WORK TO DO: Copy each line with the word "screenshot" in it.

PROVIDED RECORDS:
──────────────────────────────
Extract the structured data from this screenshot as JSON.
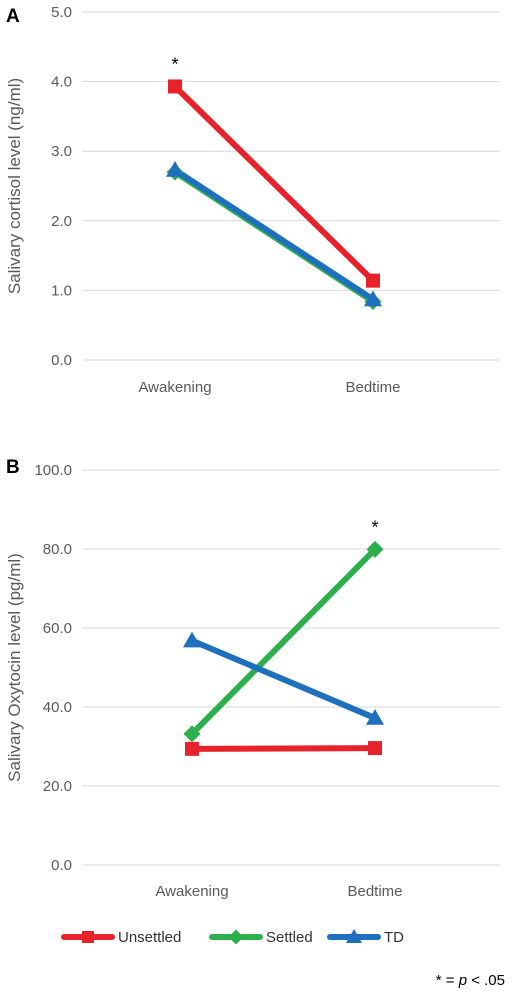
{
  "chart_data": [
    {
      "type": "line",
      "panel": "A",
      "categories": [
        "Awakening",
        "Bedtime"
      ],
      "ylabel": "Salivary cortisol level (ng/ml)",
      "xlabel": "",
      "ylim": [
        0,
        5
      ],
      "yticks": [
        "0.0",
        "1.0",
        "2.0",
        "3.0",
        "4.0",
        "5.0"
      ],
      "grid": true,
      "series": [
        {
          "name": "Unsettled",
          "values": [
            3.93,
            1.14
          ],
          "color": "#e8222a",
          "marker": "square"
        },
        {
          "name": "Settled",
          "values": [
            2.7,
            0.84
          ],
          "color": "#2db04b",
          "marker": "diamond"
        },
        {
          "name": "TD",
          "values": [
            2.73,
            0.87
          ],
          "color": "#1f6fbf",
          "marker": "triangle"
        }
      ],
      "annotations": [
        {
          "text": "*",
          "category": 0,
          "value": 3.93
        }
      ]
    },
    {
      "type": "line",
      "panel": "B",
      "categories": [
        "Awakening",
        "Bedtime"
      ],
      "ylabel": "Salivary Oxytocin level (pg/ml)",
      "xlabel": "",
      "ylim": [
        0,
        100
      ],
      "yticks": [
        "0.0",
        "20.0",
        "40.0",
        "60.0",
        "80.0",
        "100.0"
      ],
      "grid": true,
      "series": [
        {
          "name": "Unsettled",
          "values": [
            29.4,
            29.6
          ],
          "color": "#e8222a",
          "marker": "square"
        },
        {
          "name": "Settled",
          "values": [
            33.2,
            79.9
          ],
          "color": "#2db04b",
          "marker": "diamond"
        },
        {
          "name": "TD",
          "values": [
            56.8,
            37.2
          ],
          "color": "#1f6fbf",
          "marker": "triangle"
        }
      ],
      "annotations": [
        {
          "text": "*",
          "category": 1,
          "value": 79.9
        }
      ]
    }
  ],
  "legend": {
    "placement": "bottom",
    "items": [
      {
        "label": "Unsettled",
        "color": "#e8222a",
        "marker": "square"
      },
      {
        "label": "Settled",
        "color": "#2db04b",
        "marker": "diamond"
      },
      {
        "label": "TD",
        "color": "#1f6fbf",
        "marker": "triangle"
      }
    ]
  },
  "footnote": {
    "prefix": "* = ",
    "italic": "p",
    "suffix": " < .05"
  }
}
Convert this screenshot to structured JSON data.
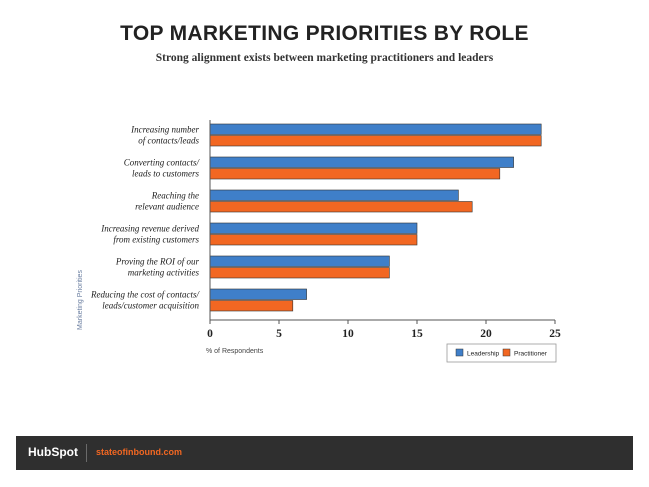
{
  "chart_data": {
    "type": "bar",
    "orientation": "horizontal",
    "title": "TOP MARKETING PRIORITIES BY ROLE",
    "subtitle": "Strong alignment exists between marketing practitioners and leaders",
    "xlabel": "% of Respondents",
    "ylabel": "Marketing Priorities",
    "xlim": [
      0,
      25
    ],
    "xticks": [
      "0",
      "5",
      "10",
      "15",
      "20",
      "25"
    ],
    "categories": [
      [
        "Increasing number",
        "of contacts/leads"
      ],
      [
        "Converting contacts/",
        "leads to customers"
      ],
      [
        "Reaching the",
        "relevant audience"
      ],
      [
        "Increasing revenue derived",
        "from existing customers"
      ],
      [
        "Proving the ROI of our",
        "marketing activities"
      ],
      [
        "Reducing the cost of contacts/",
        "leads/customer acquisition"
      ]
    ],
    "series": [
      {
        "name": "Leadership",
        "color": "#3f7fc9",
        "values": [
          24,
          22,
          18,
          15,
          13,
          7
        ]
      },
      {
        "name": "Practitioner",
        "color": "#f26722",
        "values": [
          24,
          21,
          19,
          15,
          13,
          6
        ]
      }
    ],
    "grid": false,
    "legend_position": "bottom-right"
  },
  "footer": {
    "logo_text": "HubSpot",
    "url": "stateofinbound.com"
  }
}
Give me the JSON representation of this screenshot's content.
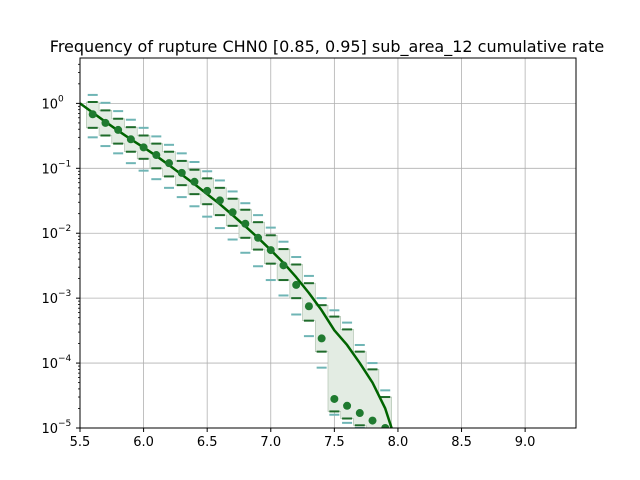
{
  "chart_data": {
    "type": "line",
    "title": "Frequency of rupture CHN0 [0.85, 0.95] sub_area_12 cumulative rate",
    "xlabel": "",
    "ylabel": "",
    "xlim": [
      5.5,
      9.4
    ],
    "ylim": [
      1e-05,
      5
    ],
    "yscale": "log",
    "grid": true,
    "x_ticks": [
      "5.5",
      "6.0",
      "6.5",
      "7.0",
      "7.5",
      "8.0",
      "8.5",
      "9.0"
    ],
    "y_ticks": [
      {
        "mantissa": "10",
        "exp": "0",
        "value": 1
      },
      {
        "mantissa": "10",
        "exp": "−1",
        "value": 0.1
      },
      {
        "mantissa": "10",
        "exp": "−2",
        "value": 0.01
      },
      {
        "mantissa": "10",
        "exp": "−3",
        "value": 0.001
      },
      {
        "mantissa": "10",
        "exp": "−4",
        "value": 0.0001
      },
      {
        "mantissa": "10",
        "exp": "−5",
        "value": 1e-05
      }
    ],
    "colors": {
      "mean_line": "#006400",
      "points": "#1f7a2f",
      "band_fill": "#e3ece3",
      "band_edge": "#a8bca8",
      "outer_markers": "#6fb5b5",
      "inner_markers": "#1e6b2a"
    },
    "mean_curve": {
      "x": [
        5.5,
        5.6,
        5.7,
        5.8,
        5.9,
        6.0,
        6.1,
        6.2,
        6.3,
        6.4,
        6.5,
        6.6,
        6.7,
        6.8,
        6.9,
        7.0,
        7.1,
        7.2,
        7.3,
        7.4,
        7.5,
        7.6,
        7.7,
        7.8,
        7.9,
        7.95
      ],
      "y": [
        1.0,
        0.72,
        0.52,
        0.38,
        0.28,
        0.21,
        0.155,
        0.112,
        0.08,
        0.057,
        0.04,
        0.028,
        0.019,
        0.0128,
        0.0085,
        0.0055,
        0.0035,
        0.0021,
        0.0012,
        0.00065,
        0.00032,
        0.00019,
        0.0001,
        5e-05,
        2e-05,
        1e-05
      ]
    },
    "points": {
      "x": [
        5.6,
        5.7,
        5.8,
        5.9,
        6.0,
        6.1,
        6.2,
        6.3,
        6.4,
        6.5,
        6.6,
        6.7,
        6.8,
        6.9,
        7.0,
        7.1,
        7.2,
        7.3,
        7.4,
        7.5,
        7.6,
        7.7,
        7.8,
        7.9
      ],
      "y": [
        0.68,
        0.5,
        0.39,
        0.28,
        0.21,
        0.16,
        0.12,
        0.085,
        0.062,
        0.045,
        0.032,
        0.021,
        0.014,
        0.0085,
        0.0055,
        0.0032,
        0.0016,
        0.00075,
        0.00024,
        2.8e-05,
        2.2e-05,
        1.7e-05,
        1.3e-05,
        1e-05
      ]
    },
    "band": {
      "x": [
        5.6,
        5.7,
        5.8,
        5.9,
        6.0,
        6.1,
        6.2,
        6.3,
        6.4,
        6.5,
        6.6,
        6.7,
        6.8,
        6.9,
        7.0,
        7.1,
        7.2,
        7.3,
        7.4,
        7.5,
        7.6,
        7.7,
        7.8,
        7.9
      ],
      "low": [
        0.42,
        0.32,
        0.24,
        0.18,
        0.14,
        0.1,
        0.075,
        0.055,
        0.04,
        0.028,
        0.019,
        0.013,
        0.0085,
        0.0056,
        0.0034,
        0.0019,
        0.001,
        0.00045,
        0.00015,
        1.8e-05,
        1.4e-05,
        1.1e-05,
        9e-06,
        8e-06
      ],
      "high": [
        1.05,
        0.78,
        0.58,
        0.43,
        0.32,
        0.24,
        0.18,
        0.13,
        0.095,
        0.07,
        0.05,
        0.034,
        0.023,
        0.0148,
        0.0093,
        0.0057,
        0.0033,
        0.0017,
        0.00078,
        0.00052,
        0.00033,
        0.00015,
        8e-05,
        3e-05
      ]
    },
    "outer_markers": {
      "x": [
        5.6,
        5.7,
        5.8,
        5.9,
        6.0,
        6.1,
        6.2,
        6.3,
        6.4,
        6.5,
        6.6,
        6.7,
        6.8,
        6.9,
        7.0,
        7.1,
        7.2,
        7.3,
        7.4,
        7.5,
        7.6,
        7.7,
        7.8,
        7.9
      ],
      "low": [
        0.3,
        0.22,
        0.17,
        0.12,
        0.092,
        0.068,
        0.05,
        0.036,
        0.026,
        0.018,
        0.012,
        0.008,
        0.005,
        0.0031,
        0.0019,
        0.0011,
        0.00056,
        0.00026,
        8.5e-05,
        1.6e-05,
        1.2e-05,
        1e-05,
        8e-06,
        7e-06
      ],
      "high": [
        1.35,
        1.02,
        0.76,
        0.56,
        0.42,
        0.31,
        0.23,
        0.17,
        0.125,
        0.09,
        0.065,
        0.044,
        0.029,
        0.019,
        0.0122,
        0.0074,
        0.0043,
        0.0022,
        0.001,
        0.00065,
        0.00042,
        0.00019,
        0.0001,
        3.8e-05
      ]
    }
  }
}
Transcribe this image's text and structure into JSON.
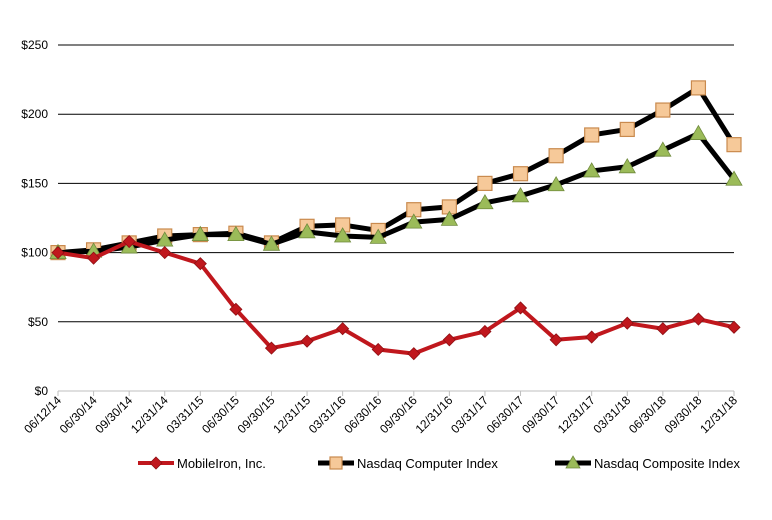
{
  "chart_data": {
    "type": "line",
    "title": "",
    "xlabel": "",
    "ylabel": "",
    "categories": [
      "06/12/14",
      "06/30/14",
      "09/30/14",
      "12/31/14",
      "03/31/15",
      "06/30/15",
      "09/30/15",
      "12/31/15",
      "03/31/16",
      "06/30/16",
      "09/30/16",
      "12/31/16",
      "03/31/17",
      "06/30/17",
      "09/30/17",
      "12/31/17",
      "03/31/18",
      "06/30/18",
      "09/30/18",
      "12/31/18"
    ],
    "y_ticks": [
      "$0",
      "$50",
      "$100",
      "$150",
      "$200",
      "$250"
    ],
    "y_tick_values": [
      0,
      50,
      100,
      150,
      200,
      250
    ],
    "ylim": [
      0,
      250
    ],
    "grid": true,
    "legend_position": "bottom",
    "series": [
      {
        "name": "MobileIron, Inc.",
        "color": "#C0171D",
        "marker": "diamond",
        "values": [
          100,
          96,
          108,
          100,
          92,
          59,
          31,
          36,
          45,
          30,
          27,
          37,
          43,
          60,
          37,
          39,
          49,
          45,
          52,
          46
        ]
      },
      {
        "name": "Nasdaq Computer Index",
        "color": "#000000",
        "marker": "square",
        "marker_color": "#F6C999",
        "values": [
          100,
          102,
          107,
          112,
          113,
          114,
          107,
          119,
          120,
          116,
          131,
          133,
          150,
          157,
          170,
          185,
          189,
          203,
          219,
          178
        ]
      },
      {
        "name": "Nasdaq Composite Index",
        "color": "#000000",
        "marker": "triangle",
        "marker_color": "#9BBB59",
        "values": [
          100,
          101,
          104,
          109,
          113,
          113,
          106,
          115,
          112,
          111,
          122,
          124,
          136,
          141,
          149,
          159,
          162,
          174,
          186,
          153
        ]
      }
    ]
  }
}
──────────────────────────────
RESPONSE FOR THIS EXERCISE:
Extract the structured data from this screenshot as JSON.
Convert this screenshot to structured JSON data.
Give me the JSON representation of this screenshot's content.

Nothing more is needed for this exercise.